++++ Input rows

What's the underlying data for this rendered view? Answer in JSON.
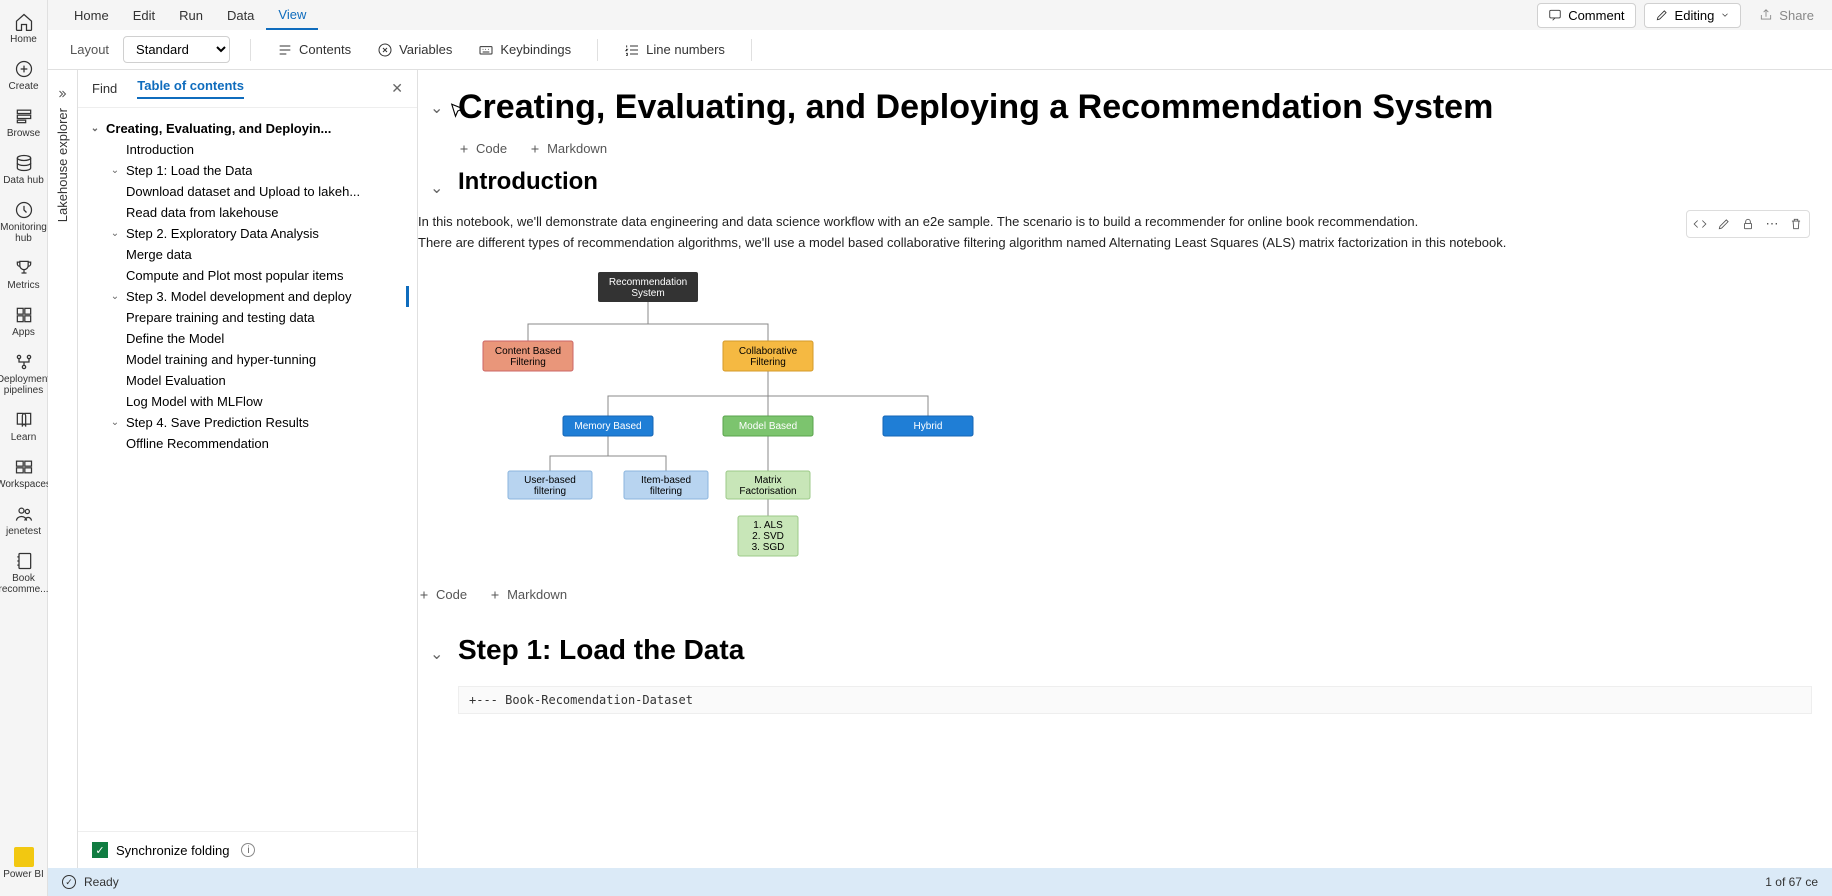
{
  "nav_rail": {
    "items": [
      {
        "label": "Home"
      },
      {
        "label": "Create"
      },
      {
        "label": "Browse"
      },
      {
        "label": "Data hub"
      },
      {
        "label": "Monitoring hub"
      },
      {
        "label": "Metrics"
      },
      {
        "label": "Apps"
      },
      {
        "label": "Deployment pipelines"
      },
      {
        "label": "Learn"
      },
      {
        "label": "Workspaces"
      },
      {
        "label": "jenetest"
      },
      {
        "label": "Book recomme..."
      }
    ],
    "bottom_label": "Power BI"
  },
  "menu": {
    "tabs": [
      "Home",
      "Edit",
      "Run",
      "Data",
      "View"
    ],
    "active": "View",
    "comment": "Comment",
    "editing": "Editing",
    "share": "Share"
  },
  "toolbar": {
    "layout_label": "Layout",
    "layout_value": "Standard",
    "contents": "Contents",
    "variables": "Variables",
    "keybindings": "Keybindings",
    "linenumbers": "Line numbers"
  },
  "lakehouse_tab": "Lakehouse explorer",
  "toc": {
    "find": "Find",
    "title": "Table of contents",
    "root": "Creating, Evaluating, and Deployin...",
    "items": [
      {
        "indent": 1,
        "label": "Introduction"
      },
      {
        "indent": 1,
        "chev": true,
        "label": "Step 1: Load the Data"
      },
      {
        "indent": 2,
        "label": "Download dataset and Upload to lakeh..."
      },
      {
        "indent": 2,
        "label": "Read data from lakehouse"
      },
      {
        "indent": 1,
        "chev": true,
        "label": "Step 2. Exploratory Data Analysis"
      },
      {
        "indent": 2,
        "label": "Merge data"
      },
      {
        "indent": 2,
        "label": "Compute and Plot most popular items"
      },
      {
        "indent": 1,
        "chev": true,
        "label": "Step 3. Model development and deploy"
      },
      {
        "indent": 2,
        "label": "Prepare training and testing data"
      },
      {
        "indent": 2,
        "label": "Define the Model"
      },
      {
        "indent": 2,
        "label": "Model training and hyper-tunning"
      },
      {
        "indent": 2,
        "label": "Model Evaluation"
      },
      {
        "indent": 2,
        "label": "Log Model with MLFlow"
      },
      {
        "indent": 1,
        "chev": true,
        "label": "Step 4. Save Prediction Results"
      },
      {
        "indent": 2,
        "label": "Offline Recommendation"
      }
    ],
    "sync": "Synchronize folding"
  },
  "notebook": {
    "title_h1": "Creating, Evaluating, and Deploying a Recommendation System",
    "add_code": "Code",
    "add_md": "Markdown",
    "intro_h2": "Introduction",
    "intro_p1": "In this notebook, we'll demonstrate data engineering and data science workflow with an e2e sample. The scenario is to build a recommender for online book recommendation.",
    "intro_p2": "There are different types of recommendation algorithms, we'll use a model based collaborative filtering algorithm named Alternating Least Squares (ALS) matrix factorization in this notebook.",
    "diagram": {
      "root": "Recommendation System",
      "cbf": "Content Based Filtering",
      "cf": "Collaborative Filtering",
      "mem": "Memory Based",
      "model": "Model Based",
      "hybrid": "Hybrid",
      "user": "User-based filtering",
      "item": "Item-based filtering",
      "matrix": "Matrix Factorisation",
      "algos": "1. ALS\n2. SVD\n3. SGD"
    },
    "step1_h2": "Step 1: Load the Data",
    "code_line": "+--- Book-Recomendation-Dataset"
  },
  "status": {
    "ready": "Ready",
    "right": "1 of 67 ce"
  }
}
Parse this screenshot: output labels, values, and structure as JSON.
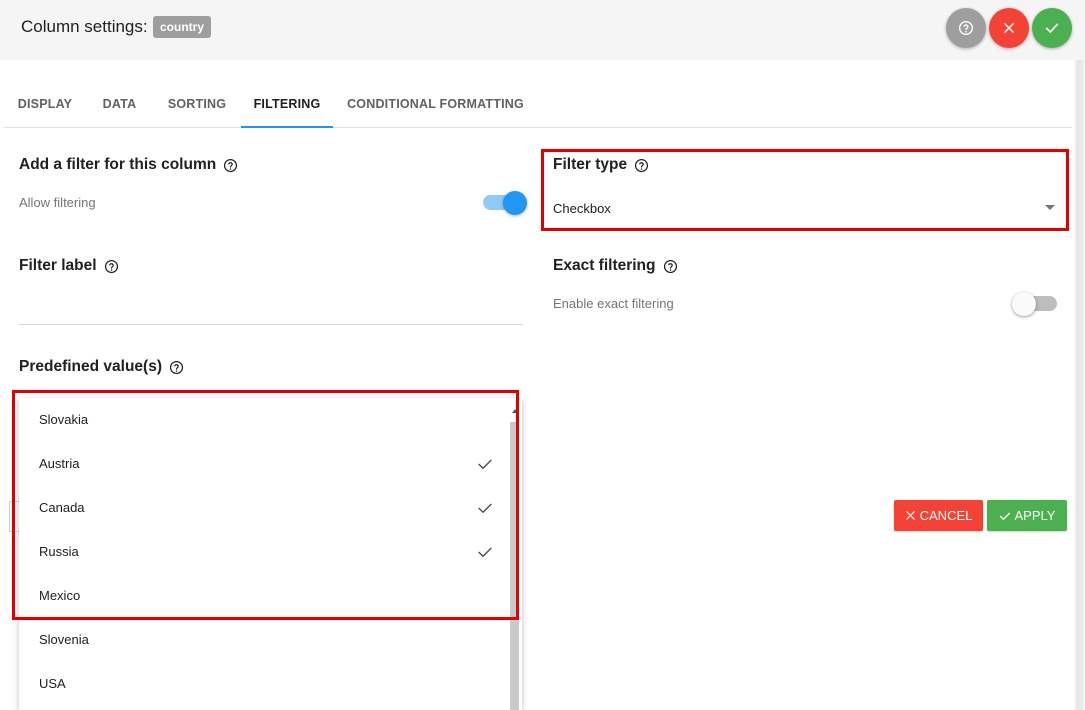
{
  "header": {
    "title": "Column settings:",
    "column_badge": "country",
    "help_icon": "help-circle-icon",
    "close_icon": "close-icon",
    "confirm_icon": "check-icon",
    "colors": {
      "help": "#9e9e9e",
      "close": "#f44336",
      "confirm": "#4caf50"
    }
  },
  "tabs": [
    {
      "label": "DISPLAY"
    },
    {
      "label": "DATA"
    },
    {
      "label": "SORTING"
    },
    {
      "label": "FILTERING",
      "active": true
    },
    {
      "label": "CONDITIONAL FORMATTING"
    }
  ],
  "add_filter": {
    "title": "Add a filter for this column",
    "toggle_label": "Allow filtering",
    "enabled": true
  },
  "filter_type": {
    "title": "Filter type",
    "value": "Checkbox"
  },
  "filter_label": {
    "title": "Filter label",
    "value": ""
  },
  "exact_filtering": {
    "title": "Exact filtering",
    "toggle_label": "Enable exact filtering",
    "enabled": false
  },
  "predefined": {
    "title": "Predefined value(s)",
    "options": [
      {
        "label": "Slovakia",
        "selected": false
      },
      {
        "label": "Austria",
        "selected": true
      },
      {
        "label": "Canada",
        "selected": true
      },
      {
        "label": "Russia",
        "selected": true
      },
      {
        "label": "Mexico",
        "selected": false
      },
      {
        "label": "Slovenia",
        "selected": false
      },
      {
        "label": "USA",
        "selected": false
      }
    ]
  },
  "actions": {
    "cancel": "CANCEL",
    "apply": "APPLY"
  },
  "accent_color": "#2196f3",
  "highlight_color": "#e00000"
}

++++++++

— Challenge —
Copy all lines from the material that contain "System".

— Response for this exercise —
    "title_h1": "Creating, Evaluating, and Deploying a Recommendation System",
      "root": "Recommendation System",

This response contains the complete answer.